* **Given text**:
● ● ● ● ●
Patent Application
20240260647
The invention relates to the field of free radical scavengers. More particularly, the invention concerns microparticles associated with polyphenolic compounds capable of capturing free radicals present in polluted air or smoke, in particular tobacco, CBD and/or cannabis-based cigarette smoke or mixtures thereof
The present invention relates to the use of polyphenolic compounds or their derivatives as free radical scavengers in devices designed to reduce the harmful effects of air pollution, smoke generated by the combustion of tobacco, smoke generated by the combustion of cannabis (medical cannabis is considered here), or smoke generated by the combustion of CBD or a mixture of these smokes, or a mixture of these smokes and air pollution. Such a use is described in patent EP1041899B.
Many polyphenolic compounds are known for their beneficial properties in areas as varied as hypertension, hypercholesterolemia, cardiovascular disease, viral infections and inflammatory phenomena. The anti-lipoperoxidant and anti-carcinogenic activities of certain polyphenols have also been described.
In particular, epigallocatechin-3-gallate (EGCG), the main polyphenol present in green tea, has been shown to possess potent anti-inflammatory and antiproliferative activity, capable of selectively inhibiting cell growth and inducing apoptosis in cancer cells without harming normal cells (D N Syed et al. Green tea polyphenol EGCG suppresses cigarette smoke condensate-induced NF-κB activation in normal human bronchial epithelial cells Oncogene Volume 26, pages 673-682 (2007) doi.org/10.1038/sj.onc.1209829).
However, to date, the use of polyphenolic compounds as a means of capturing the free radicals present in cigarette smoke and more generally in the air, and liable to be inhaled, has been little studied and needs to be improved if it is to be exploitable at industrial level.
The authors of the present invention have now discovered that incorporating polyphenols or their derivatives into microparticles effectively eliminates free radicals from cytotoxic molecules in smoke from tobacco, cannabis (for medical purposes), CBD, air pollution or mixtures thereof. These microparticles are incorporated into a cigarette filter or onto a non-woven fabric (meltblown extruded type). The mixture of polyphenolic compounds formulated in microparticles enables free radicals to be selectively absorbed from the gas phase and the semi-liquid phase (tars) as they pass through the filter or filter fabric.
The present invention therefore concerns the use of polyphenolic compounds formulated in microparticles as free radical scavengers.
In particular, it concerns a formulation of microparticles associated with polyphenolic compounds and their derivatives, notably in the form of a rosemary extract, in which the microparticles consist of a mixture of 2 to 4 saturated vegetable oils whose melting temperatures differ by at least 10° C.
● ● ● ● ●
* **Data supplied**:
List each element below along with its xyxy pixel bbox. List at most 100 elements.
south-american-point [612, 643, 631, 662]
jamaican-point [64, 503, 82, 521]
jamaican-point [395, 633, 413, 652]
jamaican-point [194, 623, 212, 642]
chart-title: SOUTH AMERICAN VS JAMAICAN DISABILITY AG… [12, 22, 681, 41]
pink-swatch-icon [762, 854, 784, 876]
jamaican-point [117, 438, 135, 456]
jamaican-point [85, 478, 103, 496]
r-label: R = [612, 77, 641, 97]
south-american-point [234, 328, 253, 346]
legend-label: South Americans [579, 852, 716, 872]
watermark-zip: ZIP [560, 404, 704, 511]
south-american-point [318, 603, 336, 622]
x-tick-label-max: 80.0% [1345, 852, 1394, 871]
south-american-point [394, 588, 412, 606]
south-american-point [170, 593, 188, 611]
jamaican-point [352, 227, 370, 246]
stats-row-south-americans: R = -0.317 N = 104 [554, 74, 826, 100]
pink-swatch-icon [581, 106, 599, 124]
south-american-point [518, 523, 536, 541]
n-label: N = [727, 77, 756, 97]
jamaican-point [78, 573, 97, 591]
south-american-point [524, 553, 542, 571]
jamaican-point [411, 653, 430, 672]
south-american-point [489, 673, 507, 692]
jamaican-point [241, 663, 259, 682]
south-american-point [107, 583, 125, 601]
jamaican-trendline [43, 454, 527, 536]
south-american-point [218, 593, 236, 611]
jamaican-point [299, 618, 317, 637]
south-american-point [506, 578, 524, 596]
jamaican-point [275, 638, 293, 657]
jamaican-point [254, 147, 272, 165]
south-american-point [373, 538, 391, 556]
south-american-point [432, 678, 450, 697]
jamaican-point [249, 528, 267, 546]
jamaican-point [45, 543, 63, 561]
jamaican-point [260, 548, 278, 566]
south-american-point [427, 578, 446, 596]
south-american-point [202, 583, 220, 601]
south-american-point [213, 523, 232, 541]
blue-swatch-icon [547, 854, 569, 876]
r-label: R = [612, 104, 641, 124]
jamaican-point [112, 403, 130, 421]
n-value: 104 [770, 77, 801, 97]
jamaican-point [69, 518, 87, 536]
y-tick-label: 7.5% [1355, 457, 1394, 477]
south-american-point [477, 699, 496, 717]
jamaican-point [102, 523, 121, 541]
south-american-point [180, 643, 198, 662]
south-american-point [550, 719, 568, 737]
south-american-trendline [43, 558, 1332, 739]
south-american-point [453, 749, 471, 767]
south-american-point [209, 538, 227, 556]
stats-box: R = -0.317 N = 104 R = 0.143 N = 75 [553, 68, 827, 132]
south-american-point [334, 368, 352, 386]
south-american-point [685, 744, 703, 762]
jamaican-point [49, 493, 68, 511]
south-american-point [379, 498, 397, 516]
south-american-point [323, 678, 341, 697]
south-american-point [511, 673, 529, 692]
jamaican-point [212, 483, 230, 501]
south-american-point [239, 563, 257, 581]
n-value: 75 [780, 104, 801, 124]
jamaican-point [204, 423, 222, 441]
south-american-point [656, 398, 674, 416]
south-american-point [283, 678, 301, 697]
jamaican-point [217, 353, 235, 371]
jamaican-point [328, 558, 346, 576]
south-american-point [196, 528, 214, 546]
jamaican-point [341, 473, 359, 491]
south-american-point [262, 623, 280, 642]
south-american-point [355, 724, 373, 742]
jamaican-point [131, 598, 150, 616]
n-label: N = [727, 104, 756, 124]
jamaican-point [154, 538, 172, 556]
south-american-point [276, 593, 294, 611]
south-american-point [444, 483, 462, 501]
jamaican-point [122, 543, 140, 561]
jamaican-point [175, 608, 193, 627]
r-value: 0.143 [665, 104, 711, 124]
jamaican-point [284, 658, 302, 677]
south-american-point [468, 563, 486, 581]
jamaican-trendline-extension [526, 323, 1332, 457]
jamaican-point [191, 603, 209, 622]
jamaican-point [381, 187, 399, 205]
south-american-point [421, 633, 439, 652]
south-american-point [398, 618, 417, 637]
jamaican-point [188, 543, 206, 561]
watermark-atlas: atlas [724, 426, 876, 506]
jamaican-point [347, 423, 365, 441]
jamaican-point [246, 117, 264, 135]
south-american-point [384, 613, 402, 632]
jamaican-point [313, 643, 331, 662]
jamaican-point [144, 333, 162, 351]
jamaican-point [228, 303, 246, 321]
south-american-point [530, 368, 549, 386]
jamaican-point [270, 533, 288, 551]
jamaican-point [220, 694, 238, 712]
● ● ● ● ●
* **Your objective**: According to the patent application, what do the microparticles consist of?

* **Task solution**: A mixture of 2 to 4 saturated vegetable oils whose melting temperatures differ by at least 10° C.